Begin

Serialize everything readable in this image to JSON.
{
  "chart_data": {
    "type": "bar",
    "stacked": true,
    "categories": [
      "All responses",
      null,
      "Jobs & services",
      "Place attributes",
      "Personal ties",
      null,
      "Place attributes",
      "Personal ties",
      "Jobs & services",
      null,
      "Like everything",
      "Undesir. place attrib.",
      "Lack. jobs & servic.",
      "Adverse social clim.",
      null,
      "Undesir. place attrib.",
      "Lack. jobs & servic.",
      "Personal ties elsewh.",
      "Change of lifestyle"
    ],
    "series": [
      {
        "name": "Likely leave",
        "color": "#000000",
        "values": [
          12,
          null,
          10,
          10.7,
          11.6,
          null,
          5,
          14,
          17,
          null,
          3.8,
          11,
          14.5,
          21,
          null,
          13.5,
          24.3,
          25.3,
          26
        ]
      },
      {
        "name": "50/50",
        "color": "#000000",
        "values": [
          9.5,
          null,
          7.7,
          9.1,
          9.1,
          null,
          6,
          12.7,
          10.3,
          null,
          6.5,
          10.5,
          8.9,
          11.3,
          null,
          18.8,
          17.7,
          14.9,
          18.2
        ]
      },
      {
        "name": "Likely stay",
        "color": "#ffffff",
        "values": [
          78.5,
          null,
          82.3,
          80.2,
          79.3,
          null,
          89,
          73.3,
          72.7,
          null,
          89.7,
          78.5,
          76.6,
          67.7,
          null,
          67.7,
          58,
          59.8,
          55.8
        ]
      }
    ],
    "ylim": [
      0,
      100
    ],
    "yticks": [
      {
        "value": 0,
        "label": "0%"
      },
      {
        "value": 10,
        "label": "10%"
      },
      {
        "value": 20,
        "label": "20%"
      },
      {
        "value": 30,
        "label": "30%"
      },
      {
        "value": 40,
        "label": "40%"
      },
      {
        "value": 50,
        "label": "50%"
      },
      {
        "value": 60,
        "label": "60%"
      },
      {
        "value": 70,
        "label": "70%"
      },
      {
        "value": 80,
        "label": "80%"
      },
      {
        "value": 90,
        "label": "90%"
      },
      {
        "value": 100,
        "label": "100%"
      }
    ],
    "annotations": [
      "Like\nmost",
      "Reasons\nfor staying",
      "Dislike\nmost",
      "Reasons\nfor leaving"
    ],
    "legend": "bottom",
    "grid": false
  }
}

End

What is expected >> Return every record above exactly as it appears.

Task solution >>
Serialize everything readable in this image to JSON.
{
  "chart_data": {
    "type": "bar",
    "stacked": true,
    "categories": [
      "All responses",
      null,
      "Jobs & services",
      "Place attributes",
      "Personal ties",
      null,
      "Place attributes",
      "Personal ties",
      "Jobs & services",
      null,
      "Like everything",
      "Undesir. place attrib.",
      "Lack. jobs & servic.",
      "Adverse social clim.",
      null,
      "Undesir. place attrib.",
      "Lack. jobs & servic.",
      "Personal ties elsewh.",
      "Change of lifestyle"
    ],
    "series": [
      {
        "name": "Likely leave",
        "color": "#000000",
        "values": [
          12,
          null,
          10,
          10.7,
          11.6,
          null,
          5,
          14,
          17,
          null,
          3.8,
          11,
          14.5,
          21,
          null,
          13.5,
          24.3,
          25.3,
          26
        ]
      },
      {
        "name": "50/50",
        "color": "#000000",
        "values": [
          9.5,
          null,
          7.7,
          9.1,
          9.1,
          null,
          6,
          12.7,
          10.3,
          null,
          6.5,
          10.5,
          8.9,
          11.3,
          null,
          18.8,
          17.7,
          14.9,
          18.2
        ]
      },
      {
        "name": "Likely stay",
        "color": "#ffffff",
        "values": [
          78.5,
          null,
          82.3,
          80.2,
          79.3,
          null,
          89,
          73.3,
          72.7,
          null,
          89.7,
          78.5,
          76.6,
          67.7,
          null,
          67.7,
          58,
          59.8,
          55.8
        ]
      }
    ],
    "ylim": [
      0,
      100
    ],
    "yticks": [
      {
        "value": 0,
        "label": "0%"
      },
      {
        "value": 10,
        "label": "10%"
      },
      {
        "value": 20,
        "label": "20%"
      },
      {
        "value": 30,
        "label": "30%"
      },
      {
        "value": 40,
        "label": "40%"
      },
      {
        "value": 50,
        "label": "50%"
      },
      {
        "value": 60,
        "label": "60%"
      },
      {
        "value": 70,
        "label": "70%"
      },
      {
        "value": 80,
        "label": "80%"
      },
      {
        "value": 90,
        "label": "90%"
      },
      {
        "value": 100,
        "label": "100%"
      }
    ],
    "annotations": [
      "Like\nmost",
      "Reasons\nfor staying",
      "Dislike\nmost",
      "Reasons\nfor leaving"
    ],
    "legend": "bottom",
    "grid": false
  }
}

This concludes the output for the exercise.